# [Required task A]
According to the Singapore profile below, what is the country's literacy rate?

# [Text]
═══

Trade (1999): Exports--$115 billion: petroleum products, food/beverages, chemicals, textile/garments, electronic components, telecommunication apparatus, transport equipment. Major markets--U.S. (19%), EU (19%), Malaysia (17%), Hong Kong (8%), and Japan (7%). Imports--$111 billion: aircraft, crude oil and petroleum products, electronic components, radio and television receivers/parts, motor vehicles, chemicals, food/beverages, iron/steel, textile yarns/fabrics. Major suppliers--U.S. (17%), Japan (17%), Malaysia (16%) and EU (13%).


Singapore is one of the most densely populated countries in the world. The annual growth rate for 1999 was 2.8% (including resident foreigners).

Singapore has a varied linguistic, cultural, and religious heritage. Malay is the national language, but Chinese, English, and Tamil also are official languages. English is widely used in the government, professions, businesses, and schools.

The government has mandated that English be the primary language used at all levels of the school systems, and it aims to provide at least 10 years of education for every child. In 1998, primary and secondary school students totaled almost 470,000, or 12% of the entire population. In 1998, enrollment at the National University of Singapore was approximately 22,300 (both undergraduate and graduate) and about 53,553 at Singapore Polytechnic and Singapore's three other polytechnics. The practical engineering-oriented Nanyang Technological University, established in 1981, has 15,661 students. The country's literacy rate is 93%.

Singapore generally allows religious freedom, although religious groups are subject to government scrutiny, and some religious sects are restricted or banned. Almost all Malays are Muslim; other Singaporeans are Hindus, Sikhs, Taoists, Buddhists, Confucianists, or Christians.


Although Singapore's history dates from the 11th century, the island was little known to the West until the 19th century, when in 1819, Sir Thomas Stamford Raffles arrived as an agent of the British East India Company. In 1824, the British purchased Singapore Island, and by 1825, the city of Singapore had become a major port, with trade exceeding that of Malaya's Malacca and Penang combined. In 1826, Singapore, Penang, and Malacca were combined as the Straits Settlements to form an outlying residency of the British East India Company; in 1867, the Straits Settlements were made a British Crown Colony, an arrangement that continued until 1946.

═══

# [Required task B]
Write out the records below from their first line up to and including the line with "value-label: 4.9 % [61,135,86,167]".

# [Provided data]
═══

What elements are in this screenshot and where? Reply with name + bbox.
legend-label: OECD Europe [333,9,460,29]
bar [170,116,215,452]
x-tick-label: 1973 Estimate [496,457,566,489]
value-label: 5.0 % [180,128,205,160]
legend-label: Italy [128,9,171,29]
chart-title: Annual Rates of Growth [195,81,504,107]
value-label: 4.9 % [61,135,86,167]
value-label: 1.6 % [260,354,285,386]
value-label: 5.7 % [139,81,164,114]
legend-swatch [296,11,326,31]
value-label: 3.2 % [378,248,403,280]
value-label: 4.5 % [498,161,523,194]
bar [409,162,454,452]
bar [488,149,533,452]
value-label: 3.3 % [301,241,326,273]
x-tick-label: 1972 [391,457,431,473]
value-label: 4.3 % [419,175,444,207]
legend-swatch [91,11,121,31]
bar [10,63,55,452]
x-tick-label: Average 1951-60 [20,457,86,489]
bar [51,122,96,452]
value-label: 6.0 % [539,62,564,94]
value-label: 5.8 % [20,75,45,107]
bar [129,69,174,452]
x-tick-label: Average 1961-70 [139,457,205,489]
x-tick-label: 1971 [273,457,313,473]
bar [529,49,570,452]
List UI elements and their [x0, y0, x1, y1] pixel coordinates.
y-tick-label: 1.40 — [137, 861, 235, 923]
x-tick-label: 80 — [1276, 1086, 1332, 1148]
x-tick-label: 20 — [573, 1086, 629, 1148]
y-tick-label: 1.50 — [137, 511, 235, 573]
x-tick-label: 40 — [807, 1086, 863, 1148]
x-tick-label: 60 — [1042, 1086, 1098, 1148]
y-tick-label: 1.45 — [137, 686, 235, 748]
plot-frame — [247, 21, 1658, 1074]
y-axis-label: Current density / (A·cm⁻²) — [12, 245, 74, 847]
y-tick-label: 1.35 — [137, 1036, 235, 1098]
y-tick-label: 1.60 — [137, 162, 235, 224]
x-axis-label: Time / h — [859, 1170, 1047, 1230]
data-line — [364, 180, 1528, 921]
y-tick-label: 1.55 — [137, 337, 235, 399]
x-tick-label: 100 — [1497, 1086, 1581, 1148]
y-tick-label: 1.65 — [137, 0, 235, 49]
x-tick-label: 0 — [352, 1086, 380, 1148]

═══

# [Reply A]
93%

# [Reply B]
What elements are in this screenshot and where? Reply with name + bbox.
legend-label: OECD Europe [333,9,460,29]
bar [170,116,215,452]
x-tick-label: 1973 Estimate [496,457,566,489]
value-label: 5.0 % [180,128,205,160]
legend-label: Italy [128,9,171,29]
chart-title: Annual Rates of Growth [195,81,504,107]
value-label: 4.9 % [61,135,86,167]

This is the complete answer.